§ Data for this task

========

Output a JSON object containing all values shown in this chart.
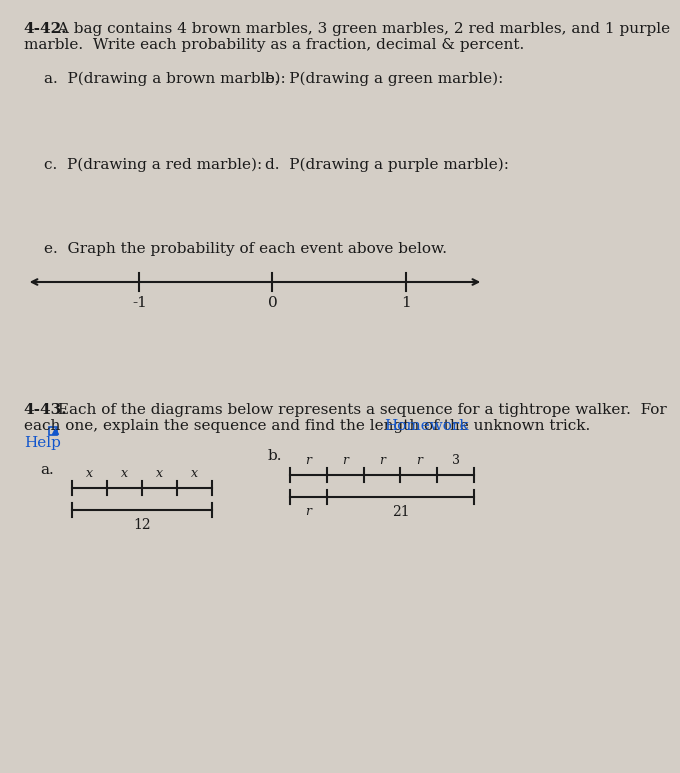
{
  "bg_color": "#d4cec6",
  "text_color": "#1a1a1a",
  "bold_442": "4-42.",
  "text_442_line1": " A bag contains 4 brown marbles, 3 green marbles, 2 red marbles, and 1 purple",
  "text_442_line2": "marble.  Write each probability as a fraction, decimal & percent.",
  "label_a": "a.  P(drawing a brown marble):",
  "label_b": "b.  P(drawing a green marble):",
  "label_c": "c.  P(drawing a red marble):",
  "label_d": "d.  P(drawing a purple marble):",
  "label_e": "e.  Graph the probability of each event above below.",
  "number_line_ticks": [
    -1,
    0,
    1
  ],
  "bold_443": "4-43.",
  "text_443_line1": " Each of the diagrams below represents a sequence for a tightrope walker.  For",
  "text_443_line2": "each one, explain the sequence and find the length of the unknown trick.  ",
  "homework_link": "Homework",
  "help_link": "Help",
  "sub_a_label": "a.",
  "sub_b_label": "b.",
  "diagram_a_top_labels": [
    "x",
    "x",
    "x",
    "x"
  ],
  "diagram_a_bottom_label": "12",
  "diagram_b_top_labels": [
    "r",
    "r",
    "r",
    "r",
    "3"
  ],
  "diagram_b_bottom_left_label": "r",
  "diagram_b_bottom_label": "21"
}
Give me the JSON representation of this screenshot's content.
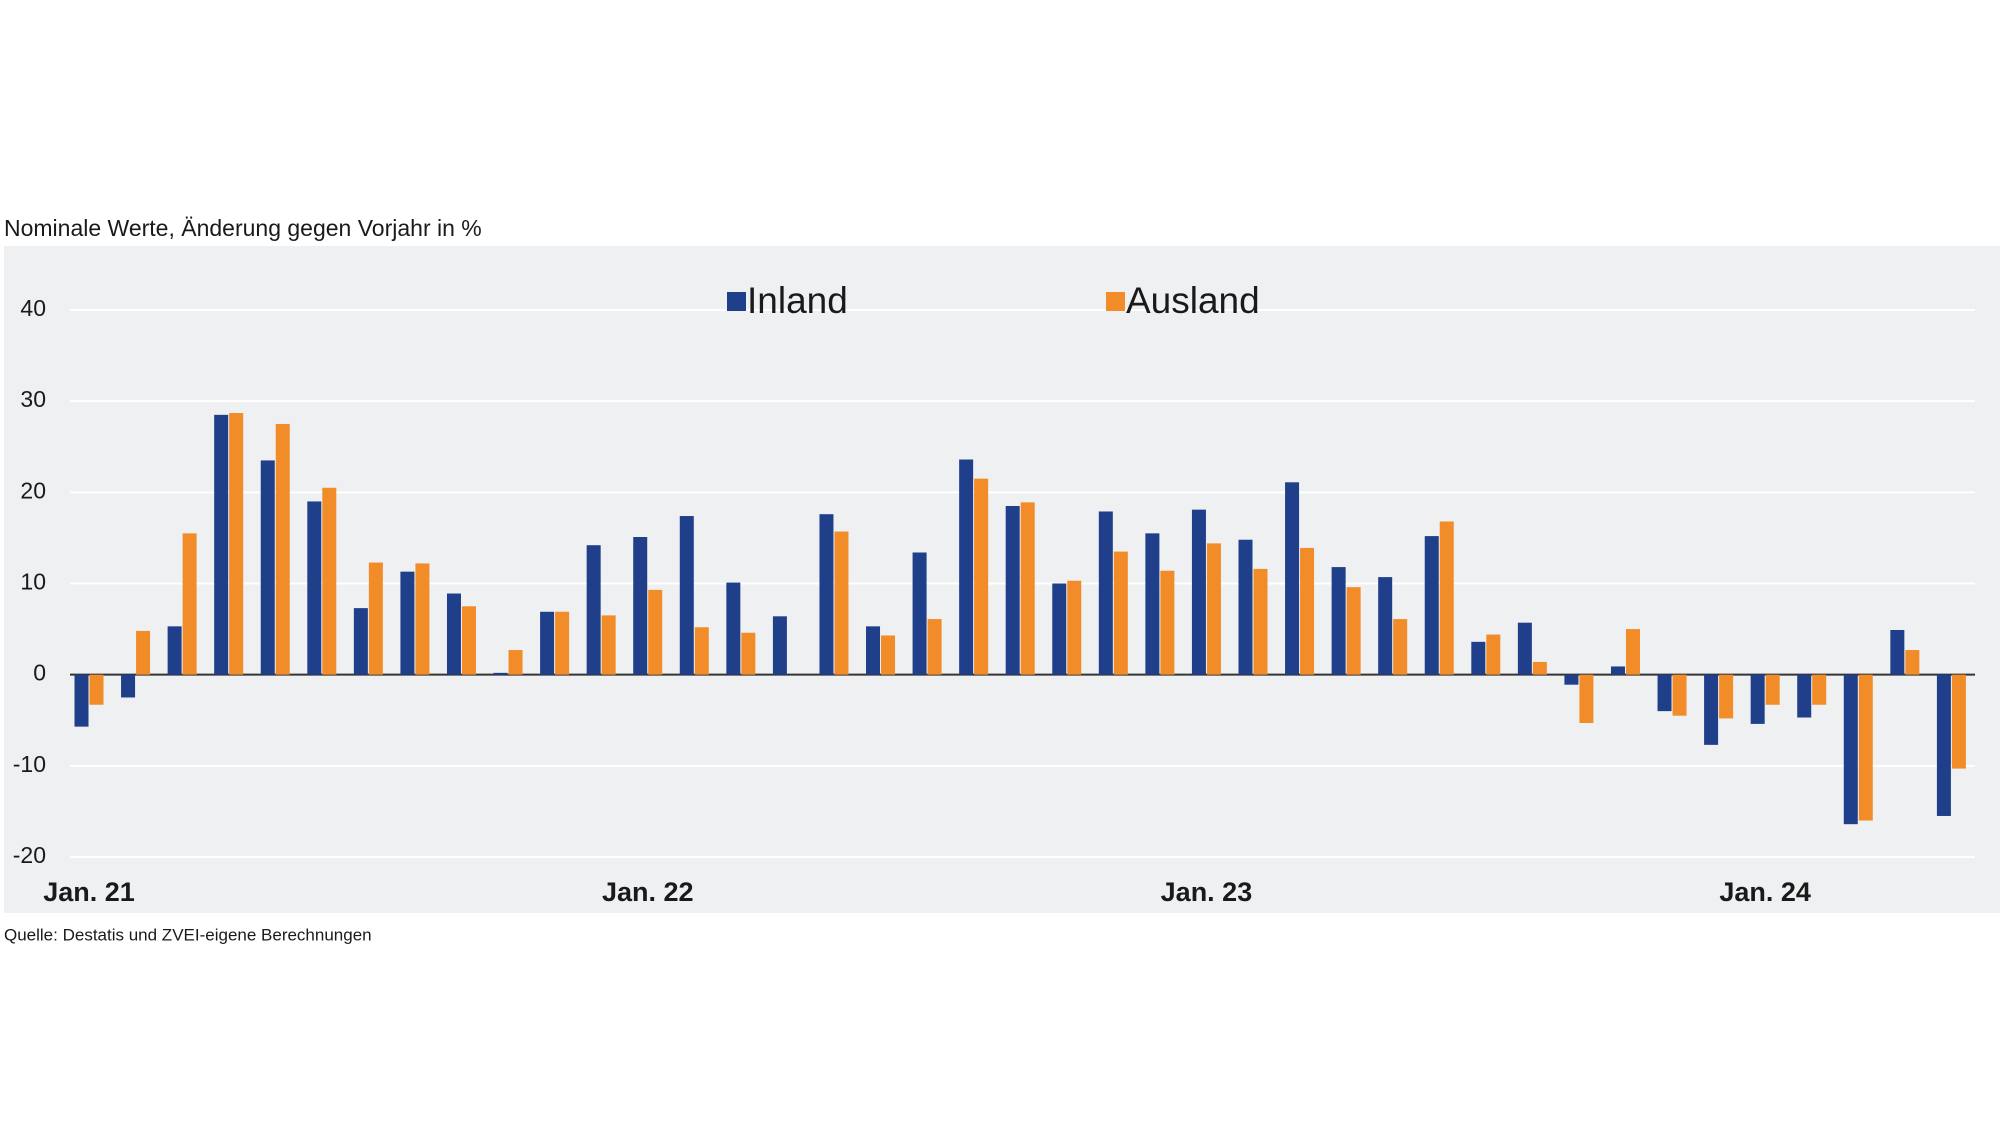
{
  "chart_data": {
    "type": "bar",
    "subtitle": "Nominale Werte, Änderung gegen Vorjahr in %",
    "source": "Quelle: Destatis und ZVEI-eigene Berechnungen",
    "categories": [
      "Jan. 21",
      null,
      null,
      null,
      null,
      null,
      null,
      null,
      null,
      null,
      null,
      null,
      "Jan. 22",
      null,
      null,
      null,
      null,
      null,
      null,
      null,
      null,
      null,
      null,
      null,
      "Jan. 23",
      null,
      null,
      null,
      null,
      null,
      null,
      null,
      null,
      null,
      null,
      null,
      "Jan. 24",
      null,
      null,
      null,
      null
    ],
    "series": [
      {
        "name": "Inland",
        "color": "#1f3f8a",
        "values": [
          -5.7,
          -2.5,
          5.3,
          28.5,
          23.5,
          19,
          7.3,
          11.3,
          8.9,
          0.2,
          6.9,
          14.2,
          15.1,
          17.4,
          10.1,
          6.4,
          17.6,
          5.3,
          13.4,
          23.6,
          18.5,
          10,
          17.9,
          15.5,
          18.1,
          14.8,
          21.1,
          11.8,
          10.7,
          15.2,
          3.6,
          5.7,
          -1.1,
          0.9,
          -4,
          -7.7,
          -5.4,
          -4.7,
          -16.4,
          4.9,
          -15.5
        ]
      },
      {
        "name": "Ausland",
        "color": "#f28c28",
        "values": [
          -3.3,
          4.8,
          15.5,
          28.7,
          27.5,
          20.5,
          12.3,
          12.2,
          7.5,
          2.7,
          6.9,
          6.5,
          9.3,
          5.2,
          4.6,
          0,
          15.7,
          4.3,
          6.1,
          21.5,
          18.9,
          10.3,
          13.5,
          11.4,
          14.4,
          11.6,
          13.9,
          9.6,
          6.1,
          16.8,
          4.4,
          1.4,
          -5.3,
          5.0,
          -4.5,
          -4.8,
          -3.3,
          -3.3,
          -16,
          2.7,
          -10.3
        ]
      }
    ],
    "ylim": [
      -20,
      40
    ],
    "yticks": [
      -20,
      -10,
      0,
      10,
      20,
      30,
      40
    ],
    "grid": true
  }
}
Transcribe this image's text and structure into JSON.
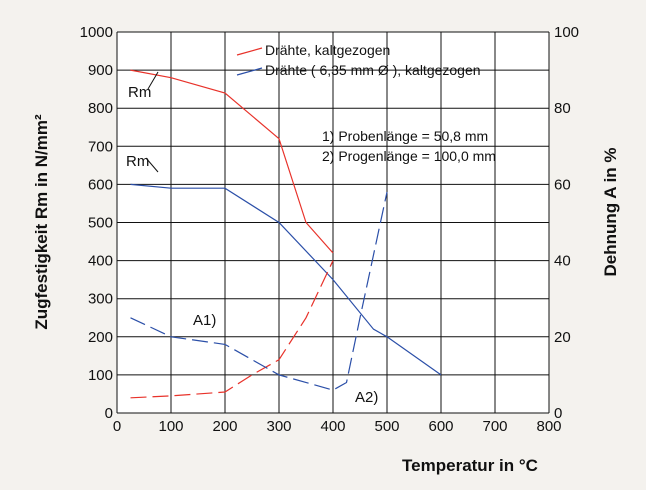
{
  "chart_data": {
    "type": "line",
    "xlabel": "Temperatur in °C",
    "ylabel_left": "Zugfestigkeit  Rm in N/mm²",
    "ylabel_right": "Dehnung  A  in %",
    "xlim": [
      0,
      800
    ],
    "ylim_left": [
      0,
      1000
    ],
    "ylim_right": [
      0,
      100
    ],
    "x_ticks": [
      0,
      100,
      200,
      300,
      400,
      500,
      600,
      700,
      800
    ],
    "y_ticks_left": [
      0,
      100,
      200,
      300,
      400,
      500,
      600,
      700,
      800,
      900,
      1000
    ],
    "y_ticks_right": [
      0,
      20,
      40,
      60,
      80,
      100
    ],
    "grid": true,
    "legend_position": "top-right",
    "colors": {
      "red": "#e8322a",
      "blue": "#2b4fa8",
      "grid": "#111111",
      "background": "#ffffff"
    },
    "notes": [
      "1) Probenlänge =   50,8 mm",
      "2) Progenlänge = 100,0 mm"
    ],
    "labels": {
      "rm_red": "Rm",
      "rm_blue": "Rm",
      "a1": "A1)",
      "a2": "A2)"
    },
    "series": [
      {
        "name": "Drähte, kaltgezogen",
        "kind": "Rm",
        "axis": "left",
        "style": "solid",
        "color": "#e8322a",
        "x": [
          25,
          100,
          200,
          300,
          350,
          400
        ],
        "values": [
          900,
          880,
          840,
          720,
          500,
          420
        ]
      },
      {
        "name": "Drähte ( 6,35 mm Ø ), kaltgezogen",
        "kind": "Rm",
        "axis": "left",
        "style": "solid",
        "color": "#2b4fa8",
        "x": [
          25,
          100,
          200,
          300,
          400,
          475,
          500,
          600
        ],
        "values": [
          600,
          590,
          590,
          500,
          350,
          220,
          200,
          100
        ]
      },
      {
        "kind": "A",
        "axis": "right",
        "style": "dashed",
        "color": "#e8322a",
        "x": [
          25,
          100,
          200,
          250,
          300,
          350,
          400
        ],
        "values": [
          4,
          4.5,
          5.5,
          10,
          14,
          25,
          40
        ]
      },
      {
        "kind": "A",
        "axis": "right",
        "style": "dashed",
        "color": "#2b4fa8",
        "x": [
          25,
          100,
          200,
          300,
          400,
          425,
          450,
          500
        ],
        "values": [
          25,
          20,
          18,
          10,
          6,
          8,
          25,
          58
        ]
      }
    ]
  }
}
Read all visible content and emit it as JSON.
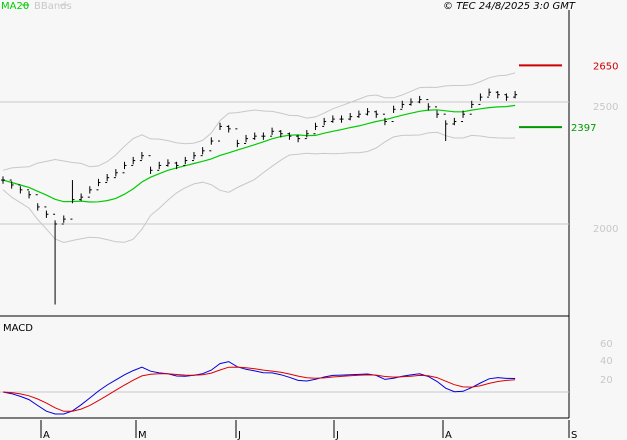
{
  "header": {
    "legend_ma": "MA20",
    "legend_bbands": "BBands",
    "copyright": "© TEC 24/8/2025 3:0 GMT"
  },
  "colors": {
    "ma": "#00cc00",
    "bbands": "#c8c8c8",
    "bars": "#000000",
    "resistance": "#cc0000",
    "support": "#009900",
    "macd": "#0000dd",
    "signal": "#dd0000"
  },
  "chart_data": [
    {
      "type": "ohlc",
      "title": "",
      "ylim": [
        1650,
        2800
      ],
      "y_ticks": [
        2000,
        2500
      ],
      "y_tick_labels": [
        "2000",
        "2500"
      ],
      "x_tick_labels": [
        "A",
        "M",
        "J",
        "J",
        "A",
        "S"
      ],
      "levels": [
        {
          "name": "resistance",
          "value": 2650,
          "label": "2650"
        },
        {
          "name": "support",
          "value": 2397,
          "label": "2397"
        }
      ],
      "closes": [
        2180,
        2160,
        2140,
        2120,
        2070,
        2040,
        2000,
        2020,
        2100,
        2110,
        2140,
        2170,
        2190,
        2210,
        2240,
        2260,
        2280,
        2220,
        2240,
        2250,
        2240,
        2260,
        2280,
        2300,
        2340,
        2400,
        2390,
        2330,
        2350,
        2360,
        2360,
        2380,
        2370,
        2360,
        2350,
        2370,
        2400,
        2420,
        2430,
        2430,
        2440,
        2450,
        2460,
        2450,
        2420,
        2470,
        2490,
        2500,
        2510,
        2480,
        2450,
        2410,
        2420,
        2450,
        2490,
        2520,
        2540,
        2530,
        2520,
        2530
      ],
      "wicks": [
        {
          "i": 6,
          "low": 1670
        },
        {
          "i": 8,
          "high": 2180
        },
        {
          "i": 51,
          "low": 2340
        }
      ],
      "indicators": [
        "MA20",
        "BBands"
      ]
    },
    {
      "type": "line",
      "title": "MACD",
      "y_ticks": [
        20,
        40,
        60
      ],
      "y_tick_labels": [
        "20",
        "40",
        "60"
      ],
      "series": [
        {
          "name": "MACD",
          "color": "#0000dd"
        },
        {
          "name": "Signal",
          "color": "#dd0000"
        }
      ]
    }
  ]
}
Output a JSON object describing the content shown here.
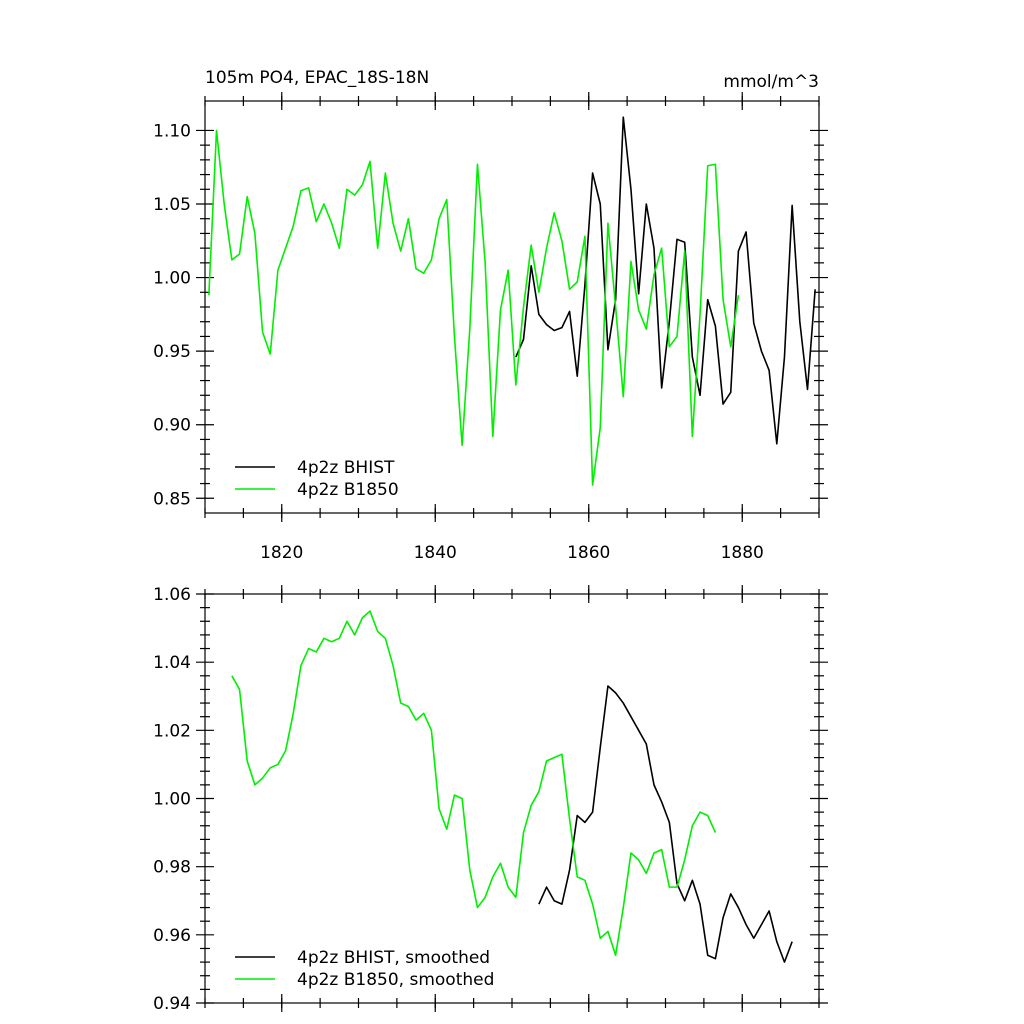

========

§ Problem details
Copy out each line of the records that holds the string "green".

§ Output for this task
  "text_442_line1": " A bag contains 4 brown marbles, 3 green marbles, 2 red marbles, and 1 purple",
  "label_b": "b.  P(drawing a green marble):",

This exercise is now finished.